◆ **What you will do**
Pull out every line below holding the word "name".

* Begin *

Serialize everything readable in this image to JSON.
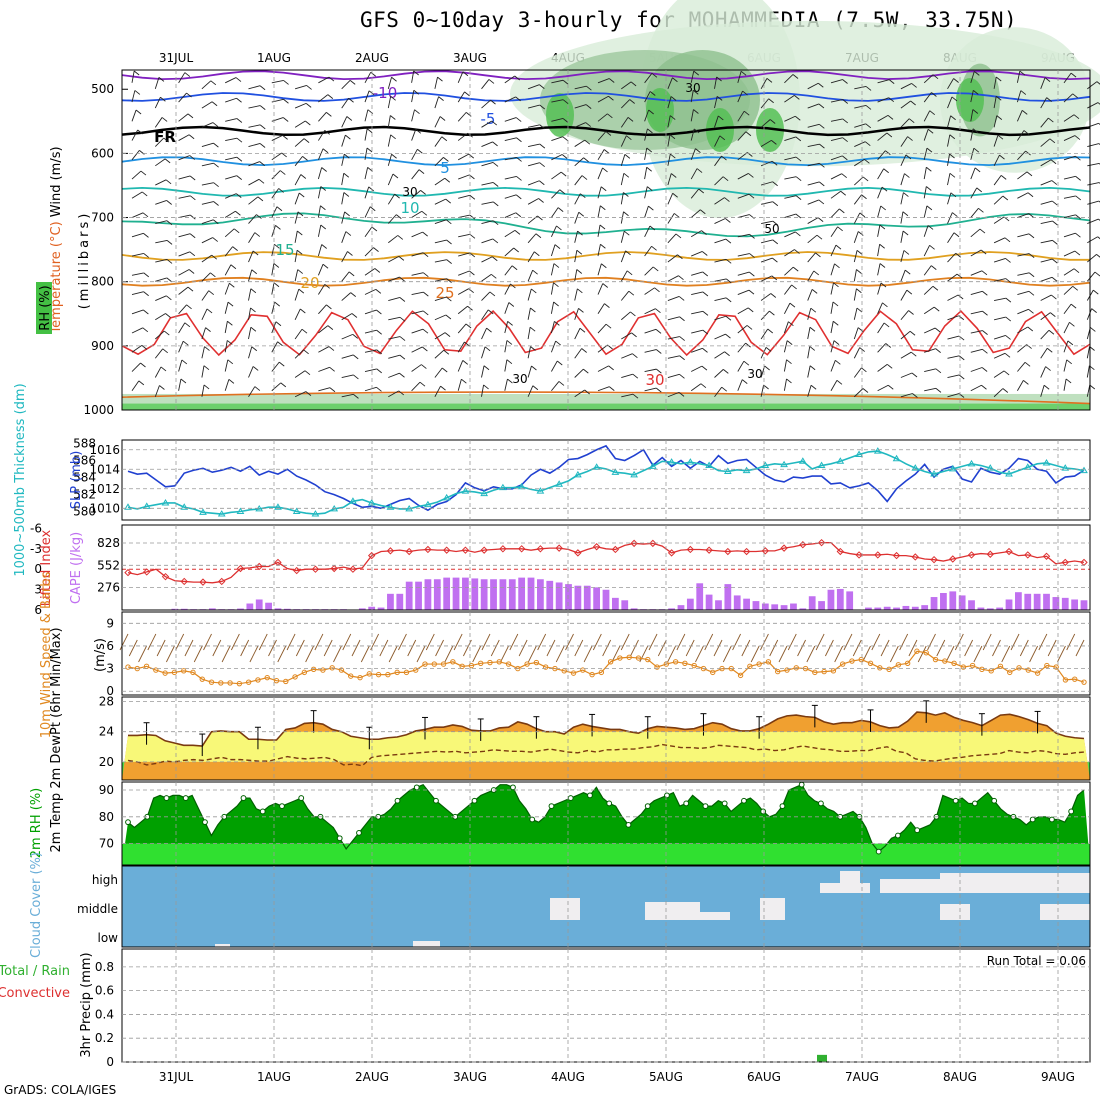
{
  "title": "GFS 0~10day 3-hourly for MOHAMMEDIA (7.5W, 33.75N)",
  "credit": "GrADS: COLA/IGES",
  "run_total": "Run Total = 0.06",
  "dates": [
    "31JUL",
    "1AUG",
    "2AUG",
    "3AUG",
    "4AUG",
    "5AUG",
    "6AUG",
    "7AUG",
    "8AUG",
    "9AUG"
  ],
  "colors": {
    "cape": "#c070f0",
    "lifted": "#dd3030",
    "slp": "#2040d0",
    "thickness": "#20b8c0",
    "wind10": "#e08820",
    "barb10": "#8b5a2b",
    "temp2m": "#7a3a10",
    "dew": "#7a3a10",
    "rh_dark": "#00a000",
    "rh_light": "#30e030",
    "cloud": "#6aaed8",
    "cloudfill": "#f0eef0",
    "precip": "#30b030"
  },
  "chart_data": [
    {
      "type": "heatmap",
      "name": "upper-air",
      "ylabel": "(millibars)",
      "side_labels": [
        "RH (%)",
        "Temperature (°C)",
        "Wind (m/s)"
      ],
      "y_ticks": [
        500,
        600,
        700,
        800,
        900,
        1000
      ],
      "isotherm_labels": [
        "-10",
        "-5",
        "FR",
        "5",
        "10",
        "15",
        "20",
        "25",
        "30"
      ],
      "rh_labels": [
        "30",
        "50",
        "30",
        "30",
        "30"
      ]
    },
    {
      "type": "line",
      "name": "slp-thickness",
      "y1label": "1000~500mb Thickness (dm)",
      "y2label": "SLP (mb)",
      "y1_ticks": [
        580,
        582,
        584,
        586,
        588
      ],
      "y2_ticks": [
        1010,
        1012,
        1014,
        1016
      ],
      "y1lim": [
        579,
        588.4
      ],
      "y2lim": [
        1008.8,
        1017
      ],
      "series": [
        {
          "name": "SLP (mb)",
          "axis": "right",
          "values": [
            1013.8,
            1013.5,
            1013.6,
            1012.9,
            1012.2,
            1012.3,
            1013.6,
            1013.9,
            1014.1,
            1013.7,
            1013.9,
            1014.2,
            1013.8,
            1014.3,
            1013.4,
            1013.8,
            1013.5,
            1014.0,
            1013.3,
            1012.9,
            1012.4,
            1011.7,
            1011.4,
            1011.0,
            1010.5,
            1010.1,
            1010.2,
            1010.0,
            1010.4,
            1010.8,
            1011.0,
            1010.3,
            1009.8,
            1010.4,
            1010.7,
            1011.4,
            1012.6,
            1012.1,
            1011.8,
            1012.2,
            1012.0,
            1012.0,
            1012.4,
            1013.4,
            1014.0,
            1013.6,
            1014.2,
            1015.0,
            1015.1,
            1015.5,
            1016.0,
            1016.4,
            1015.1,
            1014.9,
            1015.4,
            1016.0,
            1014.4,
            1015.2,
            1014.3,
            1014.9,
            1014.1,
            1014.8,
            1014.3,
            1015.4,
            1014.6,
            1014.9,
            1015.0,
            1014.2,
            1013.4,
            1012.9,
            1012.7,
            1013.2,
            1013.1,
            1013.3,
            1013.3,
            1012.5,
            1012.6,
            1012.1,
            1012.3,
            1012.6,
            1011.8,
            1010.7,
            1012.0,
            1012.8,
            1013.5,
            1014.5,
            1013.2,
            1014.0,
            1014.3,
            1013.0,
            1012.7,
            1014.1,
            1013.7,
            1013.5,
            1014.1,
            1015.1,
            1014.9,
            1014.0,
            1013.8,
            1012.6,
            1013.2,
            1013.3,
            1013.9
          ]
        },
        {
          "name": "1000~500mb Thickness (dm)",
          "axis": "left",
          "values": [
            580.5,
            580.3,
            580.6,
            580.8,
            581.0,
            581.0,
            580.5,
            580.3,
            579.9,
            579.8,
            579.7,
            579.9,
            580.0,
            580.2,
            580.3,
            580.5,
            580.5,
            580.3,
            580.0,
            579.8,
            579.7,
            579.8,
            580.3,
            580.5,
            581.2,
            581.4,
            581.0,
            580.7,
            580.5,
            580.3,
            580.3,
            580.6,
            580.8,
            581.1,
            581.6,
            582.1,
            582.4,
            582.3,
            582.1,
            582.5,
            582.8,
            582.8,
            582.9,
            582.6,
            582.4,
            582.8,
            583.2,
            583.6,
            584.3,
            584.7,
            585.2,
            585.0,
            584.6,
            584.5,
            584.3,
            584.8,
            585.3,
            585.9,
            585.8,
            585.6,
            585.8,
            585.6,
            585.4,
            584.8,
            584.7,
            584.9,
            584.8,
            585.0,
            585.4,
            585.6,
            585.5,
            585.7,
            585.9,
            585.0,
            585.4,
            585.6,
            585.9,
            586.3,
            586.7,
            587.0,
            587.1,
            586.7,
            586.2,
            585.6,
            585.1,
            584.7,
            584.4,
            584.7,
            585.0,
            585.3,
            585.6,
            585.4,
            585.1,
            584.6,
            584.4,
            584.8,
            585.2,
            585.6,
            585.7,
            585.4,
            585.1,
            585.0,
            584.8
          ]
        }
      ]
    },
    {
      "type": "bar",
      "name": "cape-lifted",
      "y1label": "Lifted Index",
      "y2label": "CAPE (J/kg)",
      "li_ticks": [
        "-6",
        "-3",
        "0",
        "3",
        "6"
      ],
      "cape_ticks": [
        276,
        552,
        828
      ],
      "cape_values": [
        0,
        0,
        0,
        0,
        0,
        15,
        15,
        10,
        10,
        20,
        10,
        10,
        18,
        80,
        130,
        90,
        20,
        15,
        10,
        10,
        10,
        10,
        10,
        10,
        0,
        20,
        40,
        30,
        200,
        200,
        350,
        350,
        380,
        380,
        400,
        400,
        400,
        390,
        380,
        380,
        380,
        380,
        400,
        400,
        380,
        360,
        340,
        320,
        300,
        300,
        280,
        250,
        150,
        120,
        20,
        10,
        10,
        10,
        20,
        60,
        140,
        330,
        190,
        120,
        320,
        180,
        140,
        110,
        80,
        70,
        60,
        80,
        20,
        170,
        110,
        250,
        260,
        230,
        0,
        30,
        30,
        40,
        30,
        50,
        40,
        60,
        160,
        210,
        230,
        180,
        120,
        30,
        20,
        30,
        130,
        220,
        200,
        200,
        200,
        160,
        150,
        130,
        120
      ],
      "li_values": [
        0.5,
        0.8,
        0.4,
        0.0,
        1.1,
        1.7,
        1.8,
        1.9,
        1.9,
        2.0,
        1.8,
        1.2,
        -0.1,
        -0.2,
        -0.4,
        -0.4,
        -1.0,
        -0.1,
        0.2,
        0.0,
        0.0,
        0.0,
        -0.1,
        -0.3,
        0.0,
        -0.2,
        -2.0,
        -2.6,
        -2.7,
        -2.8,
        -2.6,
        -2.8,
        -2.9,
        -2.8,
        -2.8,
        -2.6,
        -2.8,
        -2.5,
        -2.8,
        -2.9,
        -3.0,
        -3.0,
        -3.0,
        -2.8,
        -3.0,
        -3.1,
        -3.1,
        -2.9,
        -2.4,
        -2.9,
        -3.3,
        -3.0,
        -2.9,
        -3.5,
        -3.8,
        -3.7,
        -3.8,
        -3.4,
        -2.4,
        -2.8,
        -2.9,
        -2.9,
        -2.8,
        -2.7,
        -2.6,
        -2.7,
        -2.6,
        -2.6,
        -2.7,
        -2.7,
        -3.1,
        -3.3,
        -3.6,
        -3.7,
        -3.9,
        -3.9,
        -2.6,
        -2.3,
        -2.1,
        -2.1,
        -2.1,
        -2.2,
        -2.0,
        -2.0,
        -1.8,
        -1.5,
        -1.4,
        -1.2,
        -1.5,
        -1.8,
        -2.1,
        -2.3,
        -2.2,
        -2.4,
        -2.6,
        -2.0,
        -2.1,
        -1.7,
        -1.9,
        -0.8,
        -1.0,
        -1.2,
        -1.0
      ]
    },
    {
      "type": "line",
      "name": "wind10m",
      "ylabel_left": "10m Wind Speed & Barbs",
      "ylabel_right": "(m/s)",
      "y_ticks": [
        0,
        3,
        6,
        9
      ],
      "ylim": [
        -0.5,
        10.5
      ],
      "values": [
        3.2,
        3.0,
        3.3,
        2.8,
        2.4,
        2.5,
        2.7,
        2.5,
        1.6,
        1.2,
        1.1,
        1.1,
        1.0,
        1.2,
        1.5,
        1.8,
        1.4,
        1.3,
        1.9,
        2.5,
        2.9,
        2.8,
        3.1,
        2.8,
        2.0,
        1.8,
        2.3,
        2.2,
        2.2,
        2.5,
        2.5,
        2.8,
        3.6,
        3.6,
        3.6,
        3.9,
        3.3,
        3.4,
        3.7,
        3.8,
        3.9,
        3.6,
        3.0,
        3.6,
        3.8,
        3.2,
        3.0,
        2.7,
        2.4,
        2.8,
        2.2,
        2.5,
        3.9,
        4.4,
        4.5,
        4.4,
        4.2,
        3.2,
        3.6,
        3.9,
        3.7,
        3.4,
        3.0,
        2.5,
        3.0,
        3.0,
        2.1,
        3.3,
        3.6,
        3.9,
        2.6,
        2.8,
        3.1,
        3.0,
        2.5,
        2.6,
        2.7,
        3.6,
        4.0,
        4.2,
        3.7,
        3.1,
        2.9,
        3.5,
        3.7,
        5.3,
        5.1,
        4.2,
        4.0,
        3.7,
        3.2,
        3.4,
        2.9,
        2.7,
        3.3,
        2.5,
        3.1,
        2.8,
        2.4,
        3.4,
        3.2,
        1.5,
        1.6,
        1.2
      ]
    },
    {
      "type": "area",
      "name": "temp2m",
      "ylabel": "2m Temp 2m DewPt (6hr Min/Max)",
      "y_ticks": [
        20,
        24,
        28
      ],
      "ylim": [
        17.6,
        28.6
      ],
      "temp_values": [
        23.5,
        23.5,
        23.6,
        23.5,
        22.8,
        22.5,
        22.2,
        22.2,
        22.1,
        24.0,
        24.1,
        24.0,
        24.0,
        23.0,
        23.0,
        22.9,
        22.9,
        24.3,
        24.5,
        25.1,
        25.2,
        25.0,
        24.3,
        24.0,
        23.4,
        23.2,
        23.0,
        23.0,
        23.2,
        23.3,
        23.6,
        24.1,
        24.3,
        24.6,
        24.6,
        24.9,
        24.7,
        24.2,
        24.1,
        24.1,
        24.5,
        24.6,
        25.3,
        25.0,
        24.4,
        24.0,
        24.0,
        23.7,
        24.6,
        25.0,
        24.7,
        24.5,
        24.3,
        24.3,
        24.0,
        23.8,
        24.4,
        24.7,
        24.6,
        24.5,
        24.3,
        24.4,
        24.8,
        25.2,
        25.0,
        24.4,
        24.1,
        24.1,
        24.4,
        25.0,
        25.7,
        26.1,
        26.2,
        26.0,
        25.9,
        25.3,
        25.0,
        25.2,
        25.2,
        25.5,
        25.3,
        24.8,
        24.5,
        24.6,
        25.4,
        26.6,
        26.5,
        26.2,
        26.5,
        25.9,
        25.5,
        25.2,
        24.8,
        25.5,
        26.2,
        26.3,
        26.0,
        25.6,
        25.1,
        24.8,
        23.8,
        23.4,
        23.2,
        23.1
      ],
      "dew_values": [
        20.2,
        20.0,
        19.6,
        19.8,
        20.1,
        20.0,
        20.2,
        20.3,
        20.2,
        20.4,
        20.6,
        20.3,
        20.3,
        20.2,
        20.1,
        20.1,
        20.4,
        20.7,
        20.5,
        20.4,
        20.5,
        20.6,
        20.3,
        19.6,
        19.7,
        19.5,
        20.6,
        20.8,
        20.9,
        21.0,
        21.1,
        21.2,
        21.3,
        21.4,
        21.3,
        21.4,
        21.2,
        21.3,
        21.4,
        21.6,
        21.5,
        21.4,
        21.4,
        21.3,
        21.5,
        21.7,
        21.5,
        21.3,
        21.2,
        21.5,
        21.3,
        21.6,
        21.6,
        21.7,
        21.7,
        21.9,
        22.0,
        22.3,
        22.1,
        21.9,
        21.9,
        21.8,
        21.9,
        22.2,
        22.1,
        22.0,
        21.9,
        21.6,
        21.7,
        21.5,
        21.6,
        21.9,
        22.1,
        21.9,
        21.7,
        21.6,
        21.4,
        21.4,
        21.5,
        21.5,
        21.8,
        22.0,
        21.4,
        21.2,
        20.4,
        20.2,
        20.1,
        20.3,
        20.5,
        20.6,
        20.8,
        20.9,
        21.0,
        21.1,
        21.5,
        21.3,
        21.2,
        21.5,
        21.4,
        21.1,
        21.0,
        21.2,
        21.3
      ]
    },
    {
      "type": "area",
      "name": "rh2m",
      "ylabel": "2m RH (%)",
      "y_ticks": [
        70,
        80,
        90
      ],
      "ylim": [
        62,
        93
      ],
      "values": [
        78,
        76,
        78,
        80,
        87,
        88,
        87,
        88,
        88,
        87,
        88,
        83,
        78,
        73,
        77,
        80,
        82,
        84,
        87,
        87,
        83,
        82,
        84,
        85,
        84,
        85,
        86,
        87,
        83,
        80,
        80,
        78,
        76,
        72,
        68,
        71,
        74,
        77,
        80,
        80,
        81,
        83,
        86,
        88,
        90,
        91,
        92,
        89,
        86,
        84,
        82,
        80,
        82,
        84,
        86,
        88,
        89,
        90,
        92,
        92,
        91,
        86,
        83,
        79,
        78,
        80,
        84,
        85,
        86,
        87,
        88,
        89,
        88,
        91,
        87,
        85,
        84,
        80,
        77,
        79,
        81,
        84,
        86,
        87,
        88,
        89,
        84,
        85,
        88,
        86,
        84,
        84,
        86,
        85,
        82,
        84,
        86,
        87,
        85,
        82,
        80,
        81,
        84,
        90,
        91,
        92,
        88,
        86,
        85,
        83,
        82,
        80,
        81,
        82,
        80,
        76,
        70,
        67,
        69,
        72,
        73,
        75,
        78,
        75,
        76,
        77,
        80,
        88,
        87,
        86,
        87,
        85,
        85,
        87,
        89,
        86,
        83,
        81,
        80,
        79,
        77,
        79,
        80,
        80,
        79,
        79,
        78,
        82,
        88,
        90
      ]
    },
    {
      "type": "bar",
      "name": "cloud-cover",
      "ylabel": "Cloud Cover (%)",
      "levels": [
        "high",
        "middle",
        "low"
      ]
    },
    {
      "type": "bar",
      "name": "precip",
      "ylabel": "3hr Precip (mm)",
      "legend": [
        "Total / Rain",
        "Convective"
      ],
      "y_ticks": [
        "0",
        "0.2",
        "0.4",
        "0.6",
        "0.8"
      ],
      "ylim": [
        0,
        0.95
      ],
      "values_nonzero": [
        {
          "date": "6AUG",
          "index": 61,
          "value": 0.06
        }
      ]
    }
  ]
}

* End *

◆ **Exercise solution**
      "name": "upper-air",
      "name": "slp-thickness",
          "name": "SLP (mb)",
          "name": "1000~500mb Thickness (dm)",
      "name": "cape-lifted",
      "name": "wind10m",
      "name": "temp2m",
      "name": "rh2m",
      "name": "cloud-cover",
      "name": "precip",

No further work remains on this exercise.